__Data for this task__.
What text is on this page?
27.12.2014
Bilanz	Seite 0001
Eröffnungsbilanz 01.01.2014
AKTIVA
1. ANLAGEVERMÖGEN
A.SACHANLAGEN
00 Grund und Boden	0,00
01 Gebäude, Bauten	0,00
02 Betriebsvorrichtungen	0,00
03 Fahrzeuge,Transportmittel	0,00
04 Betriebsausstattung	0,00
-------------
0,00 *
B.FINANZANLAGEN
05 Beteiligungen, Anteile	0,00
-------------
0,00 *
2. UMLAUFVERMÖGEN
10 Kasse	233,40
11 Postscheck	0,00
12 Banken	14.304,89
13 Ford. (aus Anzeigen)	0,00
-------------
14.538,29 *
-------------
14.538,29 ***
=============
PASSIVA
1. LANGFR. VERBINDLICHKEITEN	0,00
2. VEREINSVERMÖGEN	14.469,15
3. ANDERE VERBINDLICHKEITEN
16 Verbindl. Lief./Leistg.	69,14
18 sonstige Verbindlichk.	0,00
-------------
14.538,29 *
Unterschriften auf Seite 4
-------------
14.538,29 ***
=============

__Task details__.
Reproduce the material above, every line of it, exactly.

__Result for this exercise__.
What text is on this page?
27.12.2014
Bilanz	Seite 0001
Eröffnungsbilanz 01.01.2014
AKTIVA
1. ANLAGEVERMÖGEN
A.SACHANLAGEN
00 Grund und Boden	0,00
01 Gebäude, Bauten	0,00
02 Betriebsvorrichtungen	0,00
03 Fahrzeuge,Transportmittel	0,00
04 Betriebsausstattung	0,00
-------------
0,00 *
B.FINANZANLAGEN
05 Beteiligungen, Anteile	0,00
-------------
0,00 *
2. UMLAUFVERMÖGEN
10 Kasse	233,40
11 Postscheck	0,00
12 Banken	14.304,89
13 Ford. (aus Anzeigen)	0,00
-------------
14.538,29 *
-------------
14.538,29 ***
=============
PASSIVA
1. LANGFR. VERBINDLICHKEITEN	0,00
2. VEREINSVERMÖGEN	14.469,15
3. ANDERE VERBINDLICHKEITEN
16 Verbindl. Lief./Leistg.	69,14
18 sonstige Verbindlichk.	0,00
-------------
14.538,29 *
Unterschriften auf Seite 4
-------------
14.538,29 ***
=============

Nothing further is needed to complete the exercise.